Look through the data below. Show each line where the string "text" occurs.

## START SOURCE MATERIAL

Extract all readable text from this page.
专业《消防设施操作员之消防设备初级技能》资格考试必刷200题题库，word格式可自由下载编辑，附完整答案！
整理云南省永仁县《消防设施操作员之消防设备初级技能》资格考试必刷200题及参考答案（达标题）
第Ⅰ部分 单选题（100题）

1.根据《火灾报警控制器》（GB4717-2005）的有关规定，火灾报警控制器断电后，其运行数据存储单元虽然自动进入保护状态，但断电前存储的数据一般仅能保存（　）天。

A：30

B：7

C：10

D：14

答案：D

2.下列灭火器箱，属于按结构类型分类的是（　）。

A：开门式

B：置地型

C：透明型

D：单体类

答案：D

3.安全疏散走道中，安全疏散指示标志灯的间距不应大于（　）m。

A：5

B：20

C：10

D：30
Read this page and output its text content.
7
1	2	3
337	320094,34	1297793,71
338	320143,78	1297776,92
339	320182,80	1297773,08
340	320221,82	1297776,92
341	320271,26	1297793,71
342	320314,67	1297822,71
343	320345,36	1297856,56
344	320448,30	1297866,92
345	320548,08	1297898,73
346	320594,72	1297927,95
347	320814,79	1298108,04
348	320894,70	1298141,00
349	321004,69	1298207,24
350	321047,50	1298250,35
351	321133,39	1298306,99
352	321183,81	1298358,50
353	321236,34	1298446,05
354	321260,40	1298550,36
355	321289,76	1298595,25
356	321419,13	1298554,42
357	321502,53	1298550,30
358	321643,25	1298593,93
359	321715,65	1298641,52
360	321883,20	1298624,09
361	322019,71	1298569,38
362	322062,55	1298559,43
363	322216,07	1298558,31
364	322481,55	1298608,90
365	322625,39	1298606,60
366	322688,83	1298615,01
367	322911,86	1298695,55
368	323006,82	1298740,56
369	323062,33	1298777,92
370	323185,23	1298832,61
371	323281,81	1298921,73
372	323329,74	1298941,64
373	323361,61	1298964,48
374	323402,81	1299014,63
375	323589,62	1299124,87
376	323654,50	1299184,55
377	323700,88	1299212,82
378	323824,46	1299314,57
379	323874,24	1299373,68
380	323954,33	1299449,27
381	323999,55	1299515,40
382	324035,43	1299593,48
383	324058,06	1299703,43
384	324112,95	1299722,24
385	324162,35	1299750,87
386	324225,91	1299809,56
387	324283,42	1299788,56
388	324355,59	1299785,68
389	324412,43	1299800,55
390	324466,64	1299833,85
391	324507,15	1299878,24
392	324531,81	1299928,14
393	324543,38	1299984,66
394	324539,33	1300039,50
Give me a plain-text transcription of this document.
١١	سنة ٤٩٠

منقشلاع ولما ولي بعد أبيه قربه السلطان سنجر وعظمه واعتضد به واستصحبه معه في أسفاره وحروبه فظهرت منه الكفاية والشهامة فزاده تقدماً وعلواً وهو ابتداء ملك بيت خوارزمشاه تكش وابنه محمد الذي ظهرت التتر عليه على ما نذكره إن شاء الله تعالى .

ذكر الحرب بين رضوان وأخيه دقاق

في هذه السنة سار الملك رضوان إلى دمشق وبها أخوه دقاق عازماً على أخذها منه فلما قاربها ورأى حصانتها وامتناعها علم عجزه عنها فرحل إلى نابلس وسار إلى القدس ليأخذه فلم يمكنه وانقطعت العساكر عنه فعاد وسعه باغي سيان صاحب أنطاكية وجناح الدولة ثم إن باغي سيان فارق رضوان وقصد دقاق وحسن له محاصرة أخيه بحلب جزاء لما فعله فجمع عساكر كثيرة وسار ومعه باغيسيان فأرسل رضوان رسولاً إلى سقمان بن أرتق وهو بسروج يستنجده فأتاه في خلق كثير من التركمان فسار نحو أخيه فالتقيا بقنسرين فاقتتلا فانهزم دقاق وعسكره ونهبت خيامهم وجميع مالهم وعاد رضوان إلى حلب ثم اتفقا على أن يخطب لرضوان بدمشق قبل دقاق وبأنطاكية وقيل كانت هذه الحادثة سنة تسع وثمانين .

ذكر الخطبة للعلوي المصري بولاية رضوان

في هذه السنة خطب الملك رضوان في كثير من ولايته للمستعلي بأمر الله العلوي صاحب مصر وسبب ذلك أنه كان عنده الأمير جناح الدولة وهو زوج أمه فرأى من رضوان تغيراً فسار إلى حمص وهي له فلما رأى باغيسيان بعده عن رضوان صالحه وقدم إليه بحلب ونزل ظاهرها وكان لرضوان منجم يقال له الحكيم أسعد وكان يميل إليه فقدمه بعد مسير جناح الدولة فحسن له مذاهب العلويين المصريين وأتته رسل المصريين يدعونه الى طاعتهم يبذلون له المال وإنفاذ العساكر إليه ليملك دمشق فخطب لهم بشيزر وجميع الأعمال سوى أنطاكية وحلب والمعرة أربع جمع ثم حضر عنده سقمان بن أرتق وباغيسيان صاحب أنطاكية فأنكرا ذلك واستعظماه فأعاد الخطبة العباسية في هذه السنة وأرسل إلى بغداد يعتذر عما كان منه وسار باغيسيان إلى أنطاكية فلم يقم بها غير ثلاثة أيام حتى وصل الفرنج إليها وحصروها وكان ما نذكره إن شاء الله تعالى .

## END SOURCE MATERIAL

COMPLETE OUTPUT >>
Extract all readable text from this page.
Read this page and output its text content.
Give me a plain-text transcription of this document.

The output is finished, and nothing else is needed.